## What is required
Leave the images aside and repeat the whole listing exactly.

=== Section Start ===

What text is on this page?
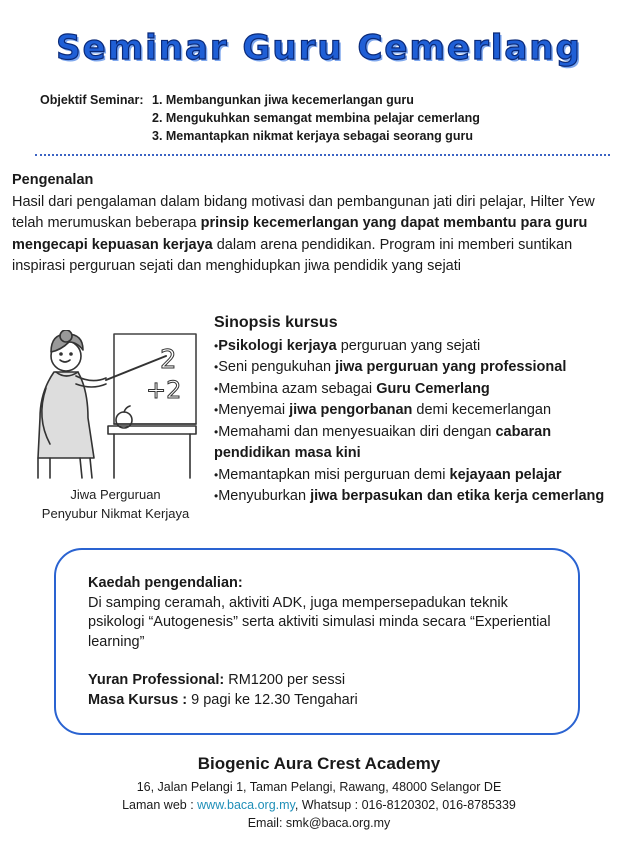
Seminar Guru Cemerlang
Objektif Seminar: 1. Membangunkan jiwa kecemerlangan guru
2. Mengukuhkan semangat membina pelajar cemerlang
3. Memantapkan nikmat kerjaya sebagai seorang guru
Pengenalan

Hasil dari pengalaman dalam bidang motivasi dan pembangunan jati diri pelajar, Hilter Yew telah merumuskan beberapa prinsip kecemerlangan yang dapat membantu para guru mengecapi kepuasan kerjaya dalam arena pendidikan. Program ini memberi suntikan inspirasi perguruan sejati dan menghidupkan jiwa pendidik yang sejati

2
+2
Jiwa Perguruan
Penyubur Nikmat Kerjaya
Sinopsis kursus
•Psikologi kerjaya perguruan yang sejati
•Seni pengukuhan jiwa perguruan yang professional
•Membina azam sebagai Guru Cemerlang
•Menyemai jiwa pengorbanan demi kecemerlangan
•Memahami dan menyesuaikan diri dengan cabaran pendidikan masa kini
•Memantapkan misi perguruan demi kejayaan pelajar
•Menyuburkan jiwa berpasukan dan etika kerja cemerlang

Kaedah pengendalian:

Di samping ceramah, aktiviti ADK, juga mempersepadukan teknik psikologi “Autogenesis” serta aktiviti simulasi minda secara “Experiential learning”

Yuran Professional: RM1200 per sessi

Masa Kursus : 9 pagi ke 12.30 Tengahari

Biogenic Aura Crest Academy
16, Jalan Pelangi 1, Taman Pelangi, Rawang, 48000 Selangor DE
Laman web : www.baca.org.my, Whatsup : 016-8120302, 016-8785339
Email: smk@baca.org.my
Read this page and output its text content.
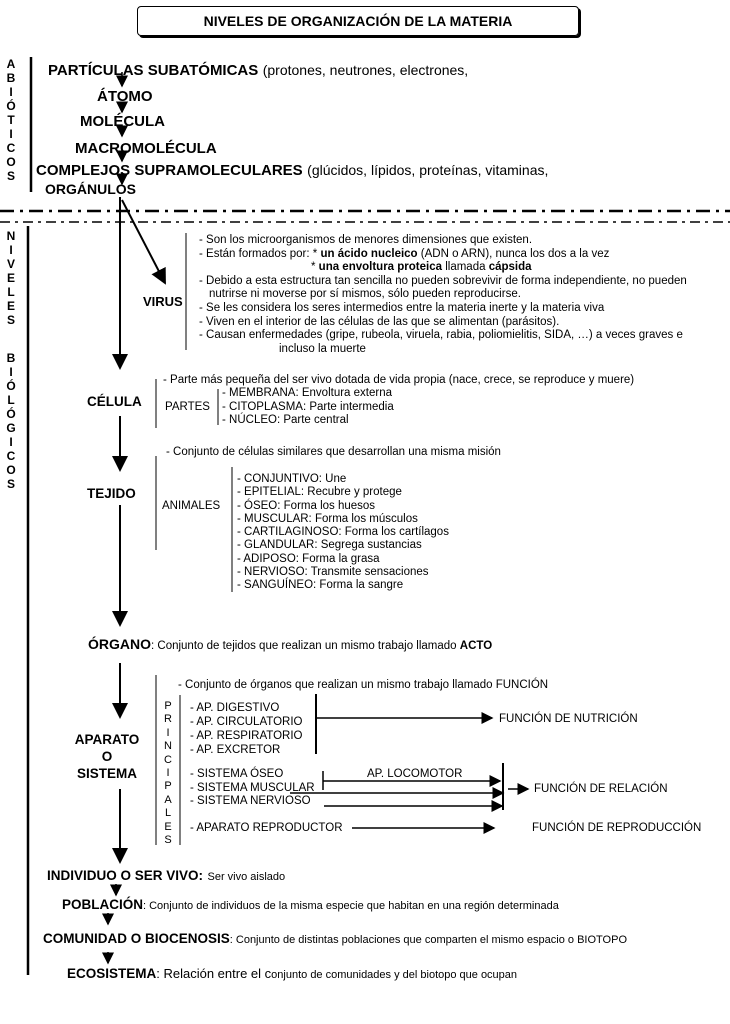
NIVELES DE ORGANIZACIÓN DE LA MATERIA
A
B
I
Ó
T
I
C
O
S
N
I
V
E
L
E
S
B
I
Ó
L
Ó
G
I
C
O
S
PARTÍCULAS SUBATÓMICAS (protones, neutrones, electrones,
ÁTOMO
MOLÉCULA
MACROMOLÉCULA
COMPLEJOS SUPRAMOLECULARES (glúcidos, lípidos, proteínas, vitaminas,
ORGÁNULOS
VIRUS
- Son los microorganismos de menores dimensiones que existen.
- Están formados por: * un ácido nucleico (ADN o ARN), nunca los dos a la vez
* una envoltura proteica llamada cápsida
- Debido a esta estructura tan sencilla no pueden sobrevivir de forma independiente, no pueden
nutrirse ni moverse por sí mismos, sólo pueden reproducirse.
- Se les considera los seres intermedios entre la materia inerte y la materia viva
- Viven en el interior de las células de las que se alimentan (parásitos).
- Causan enfermedades (gripe, rubeola, viruela, rabia, poliomielitis, SIDA, …) a veces graves e
incluso la muerte
CÉLULA
- Parte más pequeña del ser vivo dotada de vida propia (nace, crece, se reproduce y muere)
PARTES
- MEMBRANA: Envoltura externa
- CITOPLASMA: Parte intermedia
- NÚCLEO: Parte central
TEJIDO
- Conjunto de células similares que desarrollan una misma misión
ANIMALES
- CONJUNTIVO: Une
- EPITELIAL: Recubre y protege
- ÓSEO: Forma los huesos
- MUSCULAR: Forma los músculos
- CARTILAGINOSO: Forma los cartílagos
- GLANDULAR: Segrega sustancias
- ADIPOSO: Forma la grasa
- NERVIOSO: Transmite sensaciones
- SANGUÍNEO: Forma la sangre
ÓRGANO: Conjunto de tejidos que realizan un mismo trabajo llamado ACTO
APARATO
O
SISTEMA
- Conjunto de órganos que realizan un mismo trabajo llamado FUNCIÓN
P
R
I
N
C
I
P
A
L
E
S
- AP. DIGESTIVO
- AP. CIRCULATORIO
- AP. RESPIRATORIO
- AP. EXCRETOR
FUNCIÓN DE NUTRICIÓN
- SISTEMA ÓSEO
- SISTEMA MUSCULAR
- SISTEMA NERVIOSO
AP. LOCOMOTOR
FUNCIÓN DE RELACIÓN
- APARATO REPRODUCTOR	FUNCIÓN DE REPRODUCCIÓN
INDIVIDUO O SER VIVO: Ser vivo aislado
POBLACIÓN: Conjunto de individuos de la misma especie que habitan en una región determinada
COMUNIDAD O BIOCENOSIS: Conjunto de distintas poblaciones que comparten el mismo espacio o BIOTOPO
ECOSISTEMA: Relación entre el conjunto de comunidades y del biotopo que ocupan
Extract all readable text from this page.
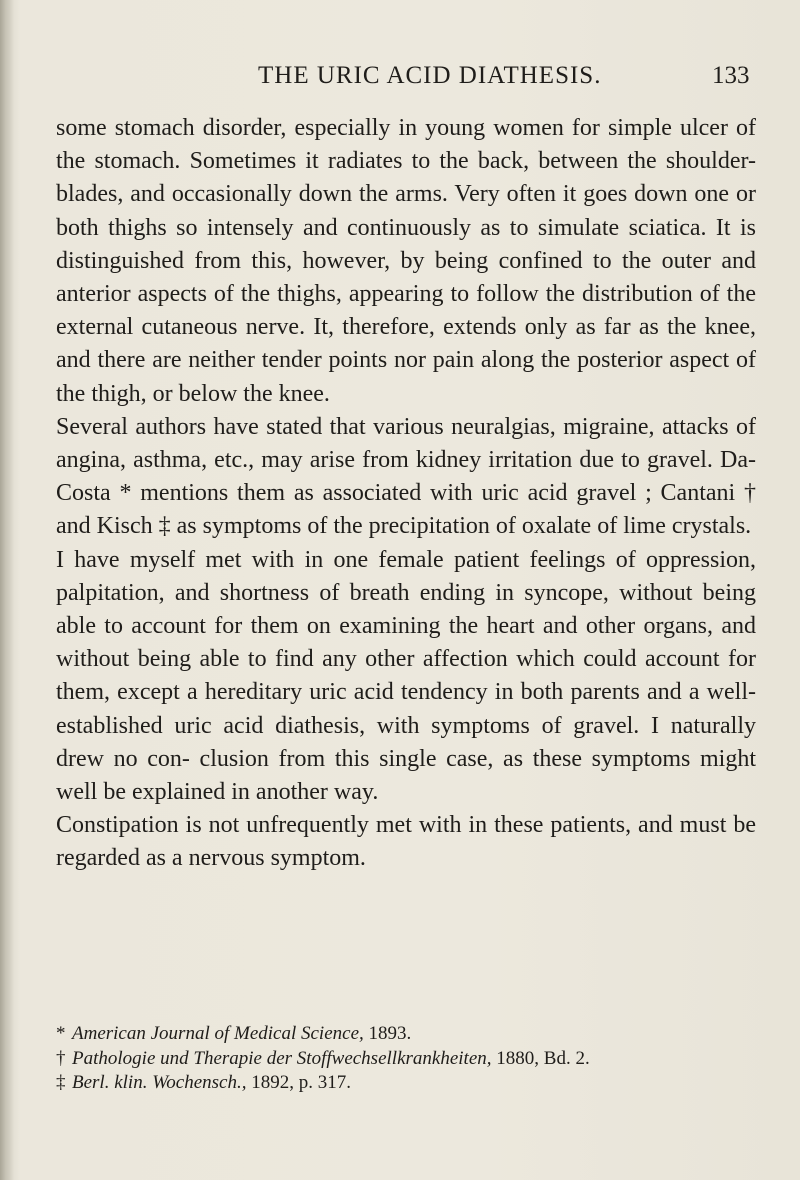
THE URIC ACID DIATHESIS.	133

some stomach disorder, especially in young women for simple ulcer of the stomach. Sometimes it radiates to the back, between the shoulder-blades, and occasionally down the arms. Very often it goes down one or both thighs so intensely and continuously as to simulate sciatica. It is distinguished from this, however, by being confined to the outer and anterior aspects of the thighs, appearing to follow the distribution of the external cutaneous nerve. It, therefore, extends only as far as the knee, and there are neither tender points nor pain along the posterior aspect of the thigh, or below the knee.

Several authors have stated that various neuralgias, migraine, attacks of angina, asthma, etc., may arise from kidney irritation due to gravel. Da-Costa * mentions them as associated with uric acid gravel ; Cantani † and Kisch ‡ as symptoms of the precipitation of oxalate of lime crystals.

I have myself met with in one female patient feelings of oppression, palpitation, and shortness of breath ending in syncope, without being able to account for them on examining the heart and other organs, and without being able to find any other affection which could account for them, except a hereditary uric acid tendency in both parents and a well-established uric acid diathesis, with symptoms of gravel. I naturally drew no con- clusion from this single case, as these symptoms might well be explained in another way.

Constipation is not unfrequently met with in these patients, and must be regarded as a nervous symptom.

* American Journal of Medical Science, 1893.
† Pathologie und Therapie der Stoffwechsellkrankheiten, 1880, Bd. 2.
‡ Berl. klin. Wochensch., 1892, p. 317.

=== Section End ===

## Result of this exercise
What text is on this page?
Seminar Guru Cemerlang
Objektif Seminar: 1. Membangunkan jiwa kecemerlangan guru
2. Mengukuhkan semangat membina pelajar cemerlang
3. Memantapkan nikmat kerjaya sebagai seorang guru
Pengenalan

Hasil dari pengalaman dalam bidang motivasi dan pembangunan jati diri pelajar, Hilter Yew telah merumuskan beberapa prinsip kecemerlangan yang dapat membantu para guru mengecapi kepuasan kerjaya dalam arena pendidikan. Program ini memberi suntikan inspirasi perguruan sejati dan menghidupkan jiwa pendidik yang sejati

2
+2
Jiwa Perguruan
Penyubur Nikmat Kerjaya
Sinopsis kursus
•Psikologi kerjaya perguruan yang sejati
•Seni pengukuhan jiwa perguruan yang professional
•Membina azam sebagai Guru Cemerlang
•Menyemai jiwa pengorbanan demi kecemerlangan
•Memahami dan menyesuaikan diri dengan cabaran pendidikan masa kini
•Memantapkan misi perguruan demi kejayaan pelajar
•Menyuburkan jiwa berpasukan dan etika kerja cemerlang

Kaedah pengendalian:

Di samping ceramah, aktiviti ADK, juga mempersepadukan teknik psikologi “Autogenesis” serta aktiviti simulasi minda secara “Experiential learning”

Yuran Professional: RM1200 per sessi

Masa Kursus : 9 pagi ke 12.30 Tengahari

Biogenic Aura Crest Academy
16, Jalan Pelangi 1, Taman Pelangi, Rawang, 48000 Selangor DE
Laman web : www.baca.org.my, Whatsup : 016-8120302, 016-8785339
Email: smk@baca.org.my
Read this page and output its text content.
NIVELES DE ORGANIZACIÓN DE LA MATERIA
A
B
I
Ó
T
I
C
O
S
N
I
V
E
L
E
S
B
I
Ó
L
Ó
G
I
C
O
S
PARTÍCULAS SUBATÓMICAS (protones, neutrones, electrones,
ÁTOMO
MOLÉCULA
MACROMOLÉCULA
COMPLEJOS SUPRAMOLECULARES (glúcidos, lípidos, proteínas, vitaminas,
ORGÁNULOS
VIRUS
- Son los microorganismos de menores dimensiones que existen.
- Están formados por: * un ácido nucleico (ADN o ARN), nunca los dos a la vez
* una envoltura proteica llamada cápsida
- Debido a esta estructura tan sencilla no pueden sobrevivir de forma independiente, no pueden
nutrirse ni moverse por sí mismos, sólo pueden reproducirse.
- Se les considera los seres intermedios entre la materia inerte y la materia viva
- Viven en el interior de las células de las que se alimentan (parásitos).
- Causan enfermedades (gripe, rubeola, viruela, rabia, poliomielitis, SIDA, …) a veces graves e
incluso la muerte
CÉLULA
- Parte más pequeña del ser vivo dotada de vida propia (nace, crece, se reproduce y muere)
PARTES
- MEMBRANA: Envoltura externa
- CITOPLASMA: Parte intermedia
- NÚCLEO: Parte central
TEJIDO
- Conjunto de células similares que desarrollan una misma misión
ANIMALES
- CONJUNTIVO: Une
- EPITELIAL: Recubre y protege
- ÓSEO: Forma los huesos
- MUSCULAR: Forma los músculos
- CARTILAGINOSO: Forma los cartílagos
- GLANDULAR: Segrega sustancias
- ADIPOSO: Forma la grasa
- NERVIOSO: Transmite sensaciones
- SANGUÍNEO: Forma la sangre
ÓRGANO: Conjunto de tejidos que realizan un mismo trabajo llamado ACTO
APARATO
O
SISTEMA
- Conjunto de órganos que realizan un mismo trabajo llamado FUNCIÓN
P
R
I
N
C
I
P
A
L
E
S
- AP. DIGESTIVO
- AP. CIRCULATORIO
- AP. RESPIRATORIO
- AP. EXCRETOR
FUNCIÓN DE NUTRICIÓN
- SISTEMA ÓSEO
- SISTEMA MUSCULAR
- SISTEMA NERVIOSO
AP. LOCOMOTOR
FUNCIÓN DE RELACIÓN
- APARATO REPRODUCTOR	FUNCIÓN DE REPRODUCCIÓN
INDIVIDUO O SER VIVO: Ser vivo aislado
POBLACIÓN: Conjunto de individuos de la misma especie que habitan en una región determinada
COMUNIDAD O BIOCENOSIS: Conjunto de distintas poblaciones que comparten el mismo espacio o BIOTOPO
ECOSISTEMA: Relación entre el conjunto de comunidades y del biotopo que ocupan
Extract all readable text from this page.
THE URIC ACID DIATHESIS.	133

some stomach disorder, especially in young women for simple ulcer of the stomach. Sometimes it radiates to the back, between the shoulder-blades, and occasionally down the arms. Very often it goes down one or both thighs so intensely and continuously as to simulate sciatica. It is distinguished from this, however, by being confined to the outer and anterior aspects of the thighs, appearing to follow the distribution of the external cutaneous nerve. It, therefore, extends only as far as the knee, and there are neither tender points nor pain along the posterior aspect of the thigh, or below the knee.

Several authors have stated that various neuralgias, migraine, attacks of angina, asthma, etc., may arise from kidney irritation due to gravel. Da-Costa * mentions them as associated with uric acid gravel ; Cantani † and Kisch ‡ as symptoms of the precipitation of oxalate of lime crystals.

I have myself met with in one female patient feelings of oppression, palpitation, and shortness of breath ending in syncope, without being able to account for them on examining the heart and other organs, and without being able to find any other affection which could account for them, except a hereditary uric acid tendency in both parents and a well-established uric acid diathesis, with symptoms of gravel. I naturally drew no con- clusion from this single case, as these symptoms might well be explained in another way.

Constipation is not unfrequently met with in these patients, and must be regarded as a nervous symptom.

* American Journal of Medical Science, 1893.
† Pathologie und Therapie der Stoffwechsellkrankheiten, 1880, Bd. 2.
‡ Berl. klin. Wochensch., 1892, p. 317.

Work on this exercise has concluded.